◆ **Problem statement**
Set all the material down again unchanged, without the pictures.

◆ **Data for this exercise**
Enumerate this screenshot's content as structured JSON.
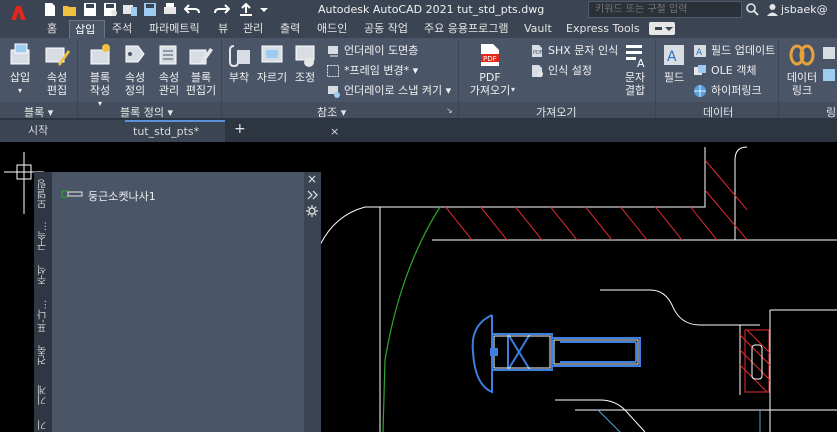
{
  "title_bar": {
    "app_title": "Autodesk AutoCAD 2021    tut_std_pts.dwg",
    "search_placeholder": "키워드 또는 구절 입력",
    "username": "jsbaek@"
  },
  "ribbon_tabs": [
    "홈",
    "삽입",
    "주석",
    "파라메트릭",
    "뷰",
    "관리",
    "출력",
    "애드인",
    "공동 작업",
    "주요 응용프로그램",
    "Vault",
    "Express Tools"
  ],
  "active_tab": "삽입",
  "groups": {
    "block": {
      "label": "블록 ▾",
      "buttons": [
        {
          "label": "삽입",
          "icon": "insert-block-icon"
        },
        {
          "label": "속성\n편집",
          "icon": "edit-attribute-icon"
        }
      ]
    },
    "block_def": {
      "label": "블록 정의 ▾",
      "buttons": [
        {
          "label": "블록\n작성",
          "icon": "create-block-icon"
        },
        {
          "label": "속성\n정의",
          "icon": "define-attribute-icon"
        },
        {
          "label": "속성\n관리",
          "icon": "manage-attribute-icon"
        },
        {
          "label": "블록\n편집기",
          "icon": "block-editor-icon"
        }
      ]
    },
    "reference": {
      "label": "참조 ▾",
      "buttons": [
        {
          "label": "부착",
          "icon": "attach-icon"
        },
        {
          "label": "자르기",
          "icon": "clip-icon"
        },
        {
          "label": "조정",
          "icon": "adjust-icon"
        }
      ],
      "rows": [
        "언더레이 도면층",
        "*프레임 변경* ▾",
        "언더레이로 스냅 켜기 ▾"
      ]
    },
    "import": {
      "label": "가져오기",
      "pdf_label": "PDF\n가져오기",
      "rows": [
        "SHX 문자 인식",
        "인식 설정"
      ],
      "combine_label": "문자\n결합"
    },
    "data": {
      "label": "데이터",
      "field_label": "필드",
      "rows": [
        "필드 업데이트",
        "OLE 객체",
        "하이퍼링크"
      ]
    },
    "link": {
      "label": "링",
      "button_label": "데이터\n링크"
    }
  },
  "doc_tabs": {
    "start": "시작",
    "doc": "tut_std_pts*",
    "close": "×",
    "add": "+"
  },
  "palette": {
    "side_tabs": [
      "모델링",
      "구속...",
      "주석",
      "표-나...",
      "건축",
      "기계",
      "기"
    ],
    "item_name": "둥근소켓나사1",
    "close": "×"
  },
  "colors": {
    "title_bg": "#3b4453",
    "ribbon_bg": "#4a5567",
    "canvas_bg": "#000000",
    "autocad_red": "#e1261c",
    "geometry_white": "#ffffff",
    "hatch_red": "#e32b2b",
    "selection_blue": "#3c7fe0",
    "spline_green": "#2ea82e",
    "centerline_blue": "#4aa3d8"
  }
}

◆ **Task result**
Enumerate this screenshot's content as structured JSON.
{
  "title_bar": {
    "app_title": "Autodesk AutoCAD 2021    tut_std_pts.dwg",
    "search_placeholder": "키워드 또는 구절 입력",
    "username": "jsbaek@"
  },
  "ribbon_tabs": [
    "홈",
    "삽입",
    "주석",
    "파라메트릭",
    "뷰",
    "관리",
    "출력",
    "애드인",
    "공동 작업",
    "주요 응용프로그램",
    "Vault",
    "Express Tools"
  ],
  "active_tab": "삽입",
  "groups": {
    "block": {
      "label": "블록 ▾",
      "buttons": [
        {
          "label": "삽입",
          "icon": "insert-block-icon"
        },
        {
          "label": "속성\n편집",
          "icon": "edit-attribute-icon"
        }
      ]
    },
    "block_def": {
      "label": "블록 정의 ▾",
      "buttons": [
        {
          "label": "블록\n작성",
          "icon": "create-block-icon"
        },
        {
          "label": "속성\n정의",
          "icon": "define-attribute-icon"
        },
        {
          "label": "속성\n관리",
          "icon": "manage-attribute-icon"
        },
        {
          "label": "블록\n편집기",
          "icon": "block-editor-icon"
        }
      ]
    },
    "reference": {
      "label": "참조 ▾",
      "buttons": [
        {
          "label": "부착",
          "icon": "attach-icon"
        },
        {
          "label": "자르기",
          "icon": "clip-icon"
        },
        {
          "label": "조정",
          "icon": "adjust-icon"
        }
      ],
      "rows": [
        "언더레이 도면층",
        "*프레임 변경* ▾",
        "언더레이로 스냅 켜기 ▾"
      ]
    },
    "import": {
      "label": "가져오기",
      "pdf_label": "PDF\n가져오기",
      "rows": [
        "SHX 문자 인식",
        "인식 설정"
      ],
      "combine_label": "문자\n결합"
    },
    "data": {
      "label": "데이터",
      "field_label": "필드",
      "rows": [
        "필드 업데이트",
        "OLE 객체",
        "하이퍼링크"
      ]
    },
    "link": {
      "label": "링",
      "button_label": "데이터\n링크"
    }
  },
  "doc_tabs": {
    "start": "시작",
    "doc": "tut_std_pts*",
    "close": "×",
    "add": "+"
  },
  "palette": {
    "side_tabs": [
      "모델링",
      "구속...",
      "주석",
      "표-나...",
      "건축",
      "기계",
      "기"
    ],
    "item_name": "둥근소켓나사1",
    "close": "×"
  },
  "colors": {
    "title_bg": "#3b4453",
    "ribbon_bg": "#4a5567",
    "canvas_bg": "#000000",
    "autocad_red": "#e1261c",
    "geometry_white": "#ffffff",
    "hatch_red": "#e32b2b",
    "selection_blue": "#3c7fe0",
    "spline_green": "#2ea82e",
    "centerline_blue": "#4aa3d8"
  }
}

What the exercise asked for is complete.